_MATERIAL SUPPLIED_
------------------------
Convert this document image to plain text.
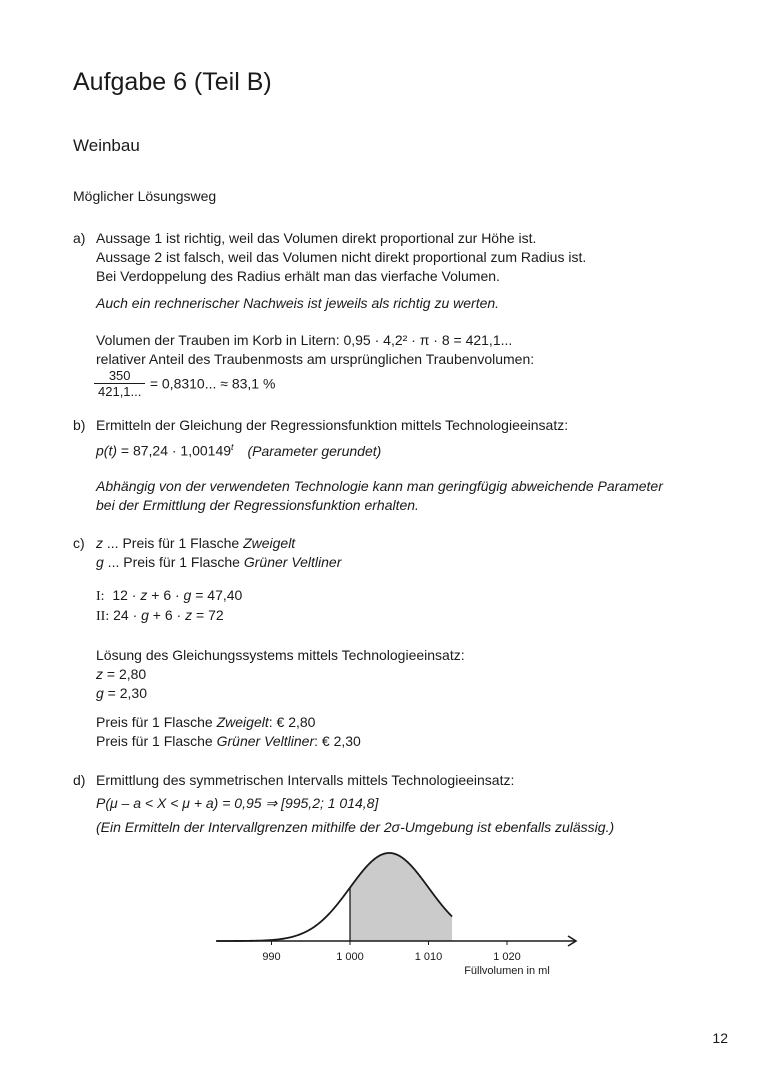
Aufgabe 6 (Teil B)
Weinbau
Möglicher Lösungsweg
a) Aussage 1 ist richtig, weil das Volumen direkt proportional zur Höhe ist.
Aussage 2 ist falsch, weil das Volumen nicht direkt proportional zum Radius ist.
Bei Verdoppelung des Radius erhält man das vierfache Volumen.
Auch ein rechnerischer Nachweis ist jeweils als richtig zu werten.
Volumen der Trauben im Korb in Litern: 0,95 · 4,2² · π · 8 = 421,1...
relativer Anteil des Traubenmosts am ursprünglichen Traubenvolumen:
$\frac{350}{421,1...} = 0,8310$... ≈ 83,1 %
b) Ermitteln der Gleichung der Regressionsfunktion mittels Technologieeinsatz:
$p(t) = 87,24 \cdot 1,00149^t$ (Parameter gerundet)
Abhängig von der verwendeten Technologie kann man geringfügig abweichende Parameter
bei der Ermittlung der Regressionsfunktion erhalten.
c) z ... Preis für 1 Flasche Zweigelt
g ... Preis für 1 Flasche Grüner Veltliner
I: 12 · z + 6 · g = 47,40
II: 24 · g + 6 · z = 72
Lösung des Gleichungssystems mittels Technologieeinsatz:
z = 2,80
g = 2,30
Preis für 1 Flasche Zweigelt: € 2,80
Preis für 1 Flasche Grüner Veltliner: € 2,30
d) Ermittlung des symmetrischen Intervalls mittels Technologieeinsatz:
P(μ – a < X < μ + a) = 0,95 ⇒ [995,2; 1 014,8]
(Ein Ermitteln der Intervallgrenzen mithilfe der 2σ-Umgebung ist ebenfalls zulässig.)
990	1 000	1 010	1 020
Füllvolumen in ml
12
------------------------
_YOUR INSTRUCTIONS_
Copy the material shown above in full and exactly. Skip the pictures.

_ANSWER TO THE PROBLEM_
Convert this document image to plain text.
Aufgabe 6 (Teil B)
Weinbau
Möglicher Lösungsweg
a) Aussage 1 ist richtig, weil das Volumen direkt proportional zur Höhe ist.
Aussage 2 ist falsch, weil das Volumen nicht direkt proportional zum Radius ist.
Bei Verdoppelung des Radius erhält man das vierfache Volumen.
Auch ein rechnerischer Nachweis ist jeweils als richtig zu werten.
Volumen der Trauben im Korb in Litern: 0,95 · 4,2² · π · 8 = 421,1...
relativer Anteil des Traubenmosts am ursprünglichen Traubenvolumen:
$\frac{350}{421,1...} = 0,8310$... ≈ 83,1 %
b) Ermitteln der Gleichung der Regressionsfunktion mittels Technologieeinsatz:
$p(t) = 87,24 \cdot 1,00149^t$ (Parameter gerundet)
Abhängig von der verwendeten Technologie kann man geringfügig abweichende Parameter
bei der Ermittlung der Regressionsfunktion erhalten.
c) z ... Preis für 1 Flasche Zweigelt
g ... Preis für 1 Flasche Grüner Veltliner
I: 12 · z + 6 · g = 47,40
II: 24 · g + 6 · z = 72
Lösung des Gleichungssystems mittels Technologieeinsatz:
z = 2,80
g = 2,30
Preis für 1 Flasche Zweigelt: € 2,80
Preis für 1 Flasche Grüner Veltliner: € 2,30
d) Ermittlung des symmetrischen Intervalls mittels Technologieeinsatz:
P(μ – a < X < μ + a) = 0,95 ⇒ [995,2; 1 014,8]
(Ein Ermitteln der Intervallgrenzen mithilfe der 2σ-Umgebung ist ebenfalls zulässig.)
990	1 000	1 010	1 020
Füllvolumen in ml
12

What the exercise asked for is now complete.